§ **TASK STATEMENT**:
Reproduce the listing below without any change.

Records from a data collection
──────────────────────────────
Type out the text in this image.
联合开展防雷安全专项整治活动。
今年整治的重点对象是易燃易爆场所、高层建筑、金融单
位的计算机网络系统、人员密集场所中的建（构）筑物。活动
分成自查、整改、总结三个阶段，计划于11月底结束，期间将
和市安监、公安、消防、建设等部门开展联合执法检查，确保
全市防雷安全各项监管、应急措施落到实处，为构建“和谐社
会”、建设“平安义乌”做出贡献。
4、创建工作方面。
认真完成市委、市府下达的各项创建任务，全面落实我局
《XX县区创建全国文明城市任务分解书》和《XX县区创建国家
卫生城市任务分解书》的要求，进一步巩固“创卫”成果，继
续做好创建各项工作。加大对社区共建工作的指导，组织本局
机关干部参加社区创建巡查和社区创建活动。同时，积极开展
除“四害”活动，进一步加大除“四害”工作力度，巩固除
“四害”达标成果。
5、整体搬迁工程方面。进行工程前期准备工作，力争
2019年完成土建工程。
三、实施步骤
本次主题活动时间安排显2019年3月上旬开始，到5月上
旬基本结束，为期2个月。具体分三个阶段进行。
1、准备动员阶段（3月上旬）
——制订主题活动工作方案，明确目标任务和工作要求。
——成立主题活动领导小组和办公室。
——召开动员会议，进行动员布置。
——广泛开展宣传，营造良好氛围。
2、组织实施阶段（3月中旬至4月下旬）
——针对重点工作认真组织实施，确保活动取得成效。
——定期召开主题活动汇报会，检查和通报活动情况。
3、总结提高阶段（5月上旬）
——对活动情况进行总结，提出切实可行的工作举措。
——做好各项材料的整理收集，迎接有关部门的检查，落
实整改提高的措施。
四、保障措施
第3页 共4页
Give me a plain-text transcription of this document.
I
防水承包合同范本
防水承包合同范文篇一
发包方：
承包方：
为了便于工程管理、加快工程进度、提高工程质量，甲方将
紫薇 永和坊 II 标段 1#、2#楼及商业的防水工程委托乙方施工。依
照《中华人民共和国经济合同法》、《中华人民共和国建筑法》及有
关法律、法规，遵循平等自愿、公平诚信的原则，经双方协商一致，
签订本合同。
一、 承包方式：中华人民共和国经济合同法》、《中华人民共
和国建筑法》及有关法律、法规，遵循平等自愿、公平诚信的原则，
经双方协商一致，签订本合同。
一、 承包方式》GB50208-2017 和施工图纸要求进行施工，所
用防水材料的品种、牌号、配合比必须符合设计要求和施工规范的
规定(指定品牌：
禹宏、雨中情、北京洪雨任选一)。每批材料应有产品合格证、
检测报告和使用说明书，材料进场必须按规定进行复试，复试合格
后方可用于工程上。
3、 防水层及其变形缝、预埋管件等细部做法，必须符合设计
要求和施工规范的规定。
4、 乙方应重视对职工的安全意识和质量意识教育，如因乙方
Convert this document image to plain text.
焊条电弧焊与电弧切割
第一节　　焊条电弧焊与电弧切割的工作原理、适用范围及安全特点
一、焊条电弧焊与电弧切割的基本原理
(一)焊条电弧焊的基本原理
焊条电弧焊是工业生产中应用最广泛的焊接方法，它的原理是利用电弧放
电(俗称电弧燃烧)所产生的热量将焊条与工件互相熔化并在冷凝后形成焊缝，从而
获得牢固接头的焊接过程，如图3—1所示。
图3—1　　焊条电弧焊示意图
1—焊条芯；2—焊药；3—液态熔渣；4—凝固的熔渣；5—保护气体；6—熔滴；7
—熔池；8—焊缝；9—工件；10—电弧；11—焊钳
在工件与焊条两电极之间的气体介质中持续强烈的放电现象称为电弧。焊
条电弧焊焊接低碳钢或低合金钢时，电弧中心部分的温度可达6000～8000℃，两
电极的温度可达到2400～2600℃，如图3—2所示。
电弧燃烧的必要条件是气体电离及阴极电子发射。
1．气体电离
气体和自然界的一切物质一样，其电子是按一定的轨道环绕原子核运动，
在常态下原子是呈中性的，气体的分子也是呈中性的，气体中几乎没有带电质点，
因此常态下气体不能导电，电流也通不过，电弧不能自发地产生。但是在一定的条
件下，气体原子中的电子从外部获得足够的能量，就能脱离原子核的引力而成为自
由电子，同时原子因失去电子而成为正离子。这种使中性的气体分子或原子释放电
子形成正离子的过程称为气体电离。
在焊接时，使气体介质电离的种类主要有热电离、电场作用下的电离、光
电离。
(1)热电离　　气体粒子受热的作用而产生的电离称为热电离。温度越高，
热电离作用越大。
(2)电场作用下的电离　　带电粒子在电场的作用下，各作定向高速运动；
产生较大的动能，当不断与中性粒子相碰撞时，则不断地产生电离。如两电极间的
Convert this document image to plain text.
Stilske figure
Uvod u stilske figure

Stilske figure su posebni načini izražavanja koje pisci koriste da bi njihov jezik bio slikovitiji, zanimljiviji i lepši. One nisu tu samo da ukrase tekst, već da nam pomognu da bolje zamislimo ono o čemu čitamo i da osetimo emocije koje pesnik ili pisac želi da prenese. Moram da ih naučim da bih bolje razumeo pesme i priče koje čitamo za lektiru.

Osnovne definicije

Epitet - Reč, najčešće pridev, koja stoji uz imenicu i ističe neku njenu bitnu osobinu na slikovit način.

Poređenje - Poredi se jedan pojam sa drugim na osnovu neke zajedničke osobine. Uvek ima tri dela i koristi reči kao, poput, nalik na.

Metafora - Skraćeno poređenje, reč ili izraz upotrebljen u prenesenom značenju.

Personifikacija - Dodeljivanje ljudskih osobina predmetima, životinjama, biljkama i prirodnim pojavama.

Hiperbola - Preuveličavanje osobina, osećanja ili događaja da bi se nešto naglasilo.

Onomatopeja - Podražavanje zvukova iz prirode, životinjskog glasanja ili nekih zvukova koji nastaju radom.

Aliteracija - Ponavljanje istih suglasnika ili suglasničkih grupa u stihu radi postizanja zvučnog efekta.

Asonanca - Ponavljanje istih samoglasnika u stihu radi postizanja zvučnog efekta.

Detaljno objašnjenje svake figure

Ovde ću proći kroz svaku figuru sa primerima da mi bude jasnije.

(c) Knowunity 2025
──────────────────────────────
§ **FINISHED TASK**:
Type out the text in this image.
联合开展防雷安全专项整治活动。
今年整治的重点对象是易燃易爆场所、高层建筑、金融单
位的计算机网络系统、人员密集场所中的建（构）筑物。活动
分成自查、整改、总结三个阶段，计划于11月底结束，期间将
和市安监、公安、消防、建设等部门开展联合执法检查，确保
全市防雷安全各项监管、应急措施落到实处，为构建“和谐社
会”、建设“平安义乌”做出贡献。
4、创建工作方面。
认真完成市委、市府下达的各项创建任务，全面落实我局
《XX县区创建全国文明城市任务分解书》和《XX县区创建国家
卫生城市任务分解书》的要求，进一步巩固“创卫”成果，继
续做好创建各项工作。加大对社区共建工作的指导，组织本局
机关干部参加社区创建巡查和社区创建活动。同时，积极开展
除“四害”活动，进一步加大除“四害”工作力度，巩固除
“四害”达标成果。
5、整体搬迁工程方面。进行工程前期准备工作，力争
2019年完成土建工程。
三、实施步骤
本次主题活动时间安排显2019年3月上旬开始，到5月上
旬基本结束，为期2个月。具体分三个阶段进行。
1、准备动员阶段（3月上旬）
——制订主题活动工作方案，明确目标任务和工作要求。
——成立主题活动领导小组和办公室。
——召开动员会议，进行动员布置。
——广泛开展宣传，营造良好氛围。
2、组织实施阶段（3月中旬至4月下旬）
——针对重点工作认真组织实施，确保活动取得成效。
——定期召开主题活动汇报会，检查和通报活动情况。
3、总结提高阶段（5月上旬）
——对活动情况进行总结，提出切实可行的工作举措。
——做好各项材料的整理收集，迎接有关部门的检查，落
实整改提高的措施。
四、保障措施
第3页 共4页
Give me a plain-text transcription of this document.
I
防水承包合同范本
防水承包合同范文篇一
发包方：
承包方：
为了便于工程管理、加快工程进度、提高工程质量，甲方将
紫薇 永和坊 II 标段 1#、2#楼及商业的防水工程委托乙方施工。依
照《中华人民共和国经济合同法》、《中华人民共和国建筑法》及有
关法律、法规，遵循平等自愿、公平诚信的原则，经双方协商一致，
签订本合同。
一、 承包方式：中华人民共和国经济合同法》、《中华人民共
和国建筑法》及有关法律、法规，遵循平等自愿、公平诚信的原则，
经双方协商一致，签订本合同。
一、 承包方式》GB50208-2017 和施工图纸要求进行施工，所
用防水材料的品种、牌号、配合比必须符合设计要求和施工规范的
规定(指定品牌：
禹宏、雨中情、北京洪雨任选一)。每批材料应有产品合格证、
检测报告和使用说明书，材料进场必须按规定进行复试，复试合格
后方可用于工程上。
3、 防水层及其变形缝、预埋管件等细部做法，必须符合设计
要求和施工规范的规定。
4、 乙方应重视对职工的安全意识和质量意识教育，如因乙方
Convert this document image to plain text.
焊条电弧焊与电弧切割
第一节　　焊条电弧焊与电弧切割的工作原理、适用范围及安全特点
一、焊条电弧焊与电弧切割的基本原理
(一)焊条电弧焊的基本原理
焊条电弧焊是工业生产中应用最广泛的焊接方法，它的原理是利用电弧放
电(俗称电弧燃烧)所产生的热量将焊条与工件互相熔化并在冷凝后形成焊缝，从而
获得牢固接头的焊接过程，如图3—1所示。
图3—1　　焊条电弧焊示意图
1—焊条芯；2—焊药；3—液态熔渣；4—凝固的熔渣；5—保护气体；6—熔滴；7
—熔池；8—焊缝；9—工件；10—电弧；11—焊钳
在工件与焊条两电极之间的气体介质中持续强烈的放电现象称为电弧。焊
条电弧焊焊接低碳钢或低合金钢时，电弧中心部分的温度可达6000～8000℃，两
电极的温度可达到2400～2600℃，如图3—2所示。
电弧燃烧的必要条件是气体电离及阴极电子发射。
1．气体电离
气体和自然界的一切物质一样，其电子是按一定的轨道环绕原子核运动，
在常态下原子是呈中性的，气体的分子也是呈中性的，气体中几乎没有带电质点，
因此常态下气体不能导电，电流也通不过，电弧不能自发地产生。但是在一定的条
件下，气体原子中的电子从外部获得足够的能量，就能脱离原子核的引力而成为自
由电子，同时原子因失去电子而成为正离子。这种使中性的气体分子或原子释放电
子形成正离子的过程称为气体电离。
在焊接时，使气体介质电离的种类主要有热电离、电场作用下的电离、光
电离。
(1)热电离　　气体粒子受热的作用而产生的电离称为热电离。温度越高，
热电离作用越大。
(2)电场作用下的电离　　带电粒子在电场的作用下，各作定向高速运动；
产生较大的动能，当不断与中性粒子相碰撞时，则不断地产生电离。如两电极间的
Convert this document image to plain text.
Stilske figure
Uvod u stilske figure

Stilske figure su posebni načini izražavanja koje pisci koriste da bi njihov jezik bio slikovitiji, zanimljiviji i lepši. One nisu tu samo da ukrase tekst, već da nam pomognu da bolje zamislimo ono o čemu čitamo i da osetimo emocije koje pesnik ili pisac želi da prenese. Moram da ih naučim da bih bolje razumeo pesme i priče koje čitamo za lektiru.

Osnovne definicije

Epitet - Reč, najčešće pridev, koja stoji uz imenicu i ističe neku njenu bitnu osobinu na slikovit način.

Poređenje - Poredi se jedan pojam sa drugim na osnovu neke zajedničke osobine. Uvek ima tri dela i koristi reči kao, poput, nalik na.

Metafora - Skraćeno poređenje, reč ili izraz upotrebljen u prenesenom značenju.

Personifikacija - Dodeljivanje ljudskih osobina predmetima, životinjama, biljkama i prirodnim pojavama.

Hiperbola - Preuveličavanje osobina, osećanja ili događaja da bi se nešto naglasilo.

Onomatopeja - Podražavanje zvukova iz prirode, životinjskog glasanja ili nekih zvukova koji nastaju radom.

Aliteracija - Ponavljanje istih suglasnika ili suglasničkih grupa u stihu radi postizanja zvučnog efekta.

Asonanca - Ponavljanje istih samoglasnika u stihu radi postizanja zvučnog efekta.

Detaljno objašnjenje svake figure

Ovde ću proći kroz svaku figuru sa primerima da mi bude jasnije.

(c) Knowunity 2025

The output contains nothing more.